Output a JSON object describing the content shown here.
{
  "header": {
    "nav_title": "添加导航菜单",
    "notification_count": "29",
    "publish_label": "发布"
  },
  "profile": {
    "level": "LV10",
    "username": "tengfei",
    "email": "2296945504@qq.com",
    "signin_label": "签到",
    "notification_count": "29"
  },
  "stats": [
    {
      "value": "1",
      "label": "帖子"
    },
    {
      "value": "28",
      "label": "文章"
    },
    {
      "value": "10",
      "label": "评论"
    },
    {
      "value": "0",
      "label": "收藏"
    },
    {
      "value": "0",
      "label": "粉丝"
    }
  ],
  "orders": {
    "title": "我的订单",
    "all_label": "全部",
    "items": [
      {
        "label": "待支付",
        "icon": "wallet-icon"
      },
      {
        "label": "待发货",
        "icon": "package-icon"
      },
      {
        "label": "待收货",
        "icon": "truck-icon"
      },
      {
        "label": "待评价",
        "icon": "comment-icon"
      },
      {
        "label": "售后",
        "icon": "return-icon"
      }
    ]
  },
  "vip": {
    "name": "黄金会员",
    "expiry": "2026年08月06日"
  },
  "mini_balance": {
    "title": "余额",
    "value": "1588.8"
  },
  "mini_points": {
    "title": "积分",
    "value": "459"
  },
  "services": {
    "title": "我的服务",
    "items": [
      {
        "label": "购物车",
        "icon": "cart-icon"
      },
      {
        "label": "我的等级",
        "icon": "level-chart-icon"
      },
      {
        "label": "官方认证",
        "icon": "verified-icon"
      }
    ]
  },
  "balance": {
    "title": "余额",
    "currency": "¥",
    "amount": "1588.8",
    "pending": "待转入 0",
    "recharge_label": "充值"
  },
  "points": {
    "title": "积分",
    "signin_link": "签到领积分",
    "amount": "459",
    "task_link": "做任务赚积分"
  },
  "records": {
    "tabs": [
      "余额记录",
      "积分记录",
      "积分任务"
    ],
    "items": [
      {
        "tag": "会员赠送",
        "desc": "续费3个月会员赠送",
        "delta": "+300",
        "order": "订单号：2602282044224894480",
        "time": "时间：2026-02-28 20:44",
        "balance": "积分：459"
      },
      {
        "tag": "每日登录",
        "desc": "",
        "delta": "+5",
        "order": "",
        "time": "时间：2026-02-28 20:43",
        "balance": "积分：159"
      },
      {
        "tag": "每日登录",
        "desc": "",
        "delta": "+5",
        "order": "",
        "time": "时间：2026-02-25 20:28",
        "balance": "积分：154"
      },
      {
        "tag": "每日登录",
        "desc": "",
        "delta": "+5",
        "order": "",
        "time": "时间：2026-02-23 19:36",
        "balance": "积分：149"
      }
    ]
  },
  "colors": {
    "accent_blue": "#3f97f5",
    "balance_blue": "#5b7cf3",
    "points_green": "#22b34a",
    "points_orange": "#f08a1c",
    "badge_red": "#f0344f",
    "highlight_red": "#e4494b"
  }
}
********
TASK
Reproduce each record exactly as it appears.

THE REPLY
Output a JSON object describing the content shown here.
{
  "header": {
    "nav_title": "添加导航菜单",
    "notification_count": "29",
    "publish_label": "发布"
  },
  "profile": {
    "level": "LV10",
    "username": "tengfei",
    "email": "2296945504@qq.com",
    "signin_label": "签到",
    "notification_count": "29"
  },
  "stats": [
    {
      "value": "1",
      "label": "帖子"
    },
    {
      "value": "28",
      "label": "文章"
    },
    {
      "value": "10",
      "label": "评论"
    },
    {
      "value": "0",
      "label": "收藏"
    },
    {
      "value": "0",
      "label": "粉丝"
    }
  ],
  "orders": {
    "title": "我的订单",
    "all_label": "全部",
    "items": [
      {
        "label": "待支付",
        "icon": "wallet-icon"
      },
      {
        "label": "待发货",
        "icon": "package-icon"
      },
      {
        "label": "待收货",
        "icon": "truck-icon"
      },
      {
        "label": "待评价",
        "icon": "comment-icon"
      },
      {
        "label": "售后",
        "icon": "return-icon"
      }
    ]
  },
  "vip": {
    "name": "黄金会员",
    "expiry": "2026年08月06日"
  },
  "mini_balance": {
    "title": "余额",
    "value": "1588.8"
  },
  "mini_points": {
    "title": "积分",
    "value": "459"
  },
  "services": {
    "title": "我的服务",
    "items": [
      {
        "label": "购物车",
        "icon": "cart-icon"
      },
      {
        "label": "我的等级",
        "icon": "level-chart-icon"
      },
      {
        "label": "官方认证",
        "icon": "verified-icon"
      }
    ]
  },
  "balance": {
    "title": "余额",
    "currency": "¥",
    "amount": "1588.8",
    "pending": "待转入 0",
    "recharge_label": "充值"
  },
  "points": {
    "title": "积分",
    "signin_link": "签到领积分",
    "amount": "459",
    "task_link": "做任务赚积分"
  },
  "records": {
    "tabs": [
      "余额记录",
      "积分记录",
      "积分任务"
    ],
    "items": [
      {
        "tag": "会员赠送",
        "desc": "续费3个月会员赠送",
        "delta": "+300",
        "order": "订单号：2602282044224894480",
        "time": "时间：2026-02-28 20:44",
        "balance": "积分：459"
      },
      {
        "tag": "每日登录",
        "desc": "",
        "delta": "+5",
        "order": "",
        "time": "时间：2026-02-28 20:43",
        "balance": "积分：159"
      },
      {
        "tag": "每日登录",
        "desc": "",
        "delta": "+5",
        "order": "",
        "time": "时间：2026-02-25 20:28",
        "balance": "积分：154"
      },
      {
        "tag": "每日登录",
        "desc": "",
        "delta": "+5",
        "order": "",
        "time": "时间：2026-02-23 19:36",
        "balance": "积分：149"
      }
    ]
  },
  "colors": {
    "accent_blue": "#3f97f5",
    "balance_blue": "#5b7cf3",
    "points_green": "#22b34a",
    "points_orange": "#f08a1c",
    "badge_red": "#f0344f",
    "highlight_red": "#e4494b"
  }
}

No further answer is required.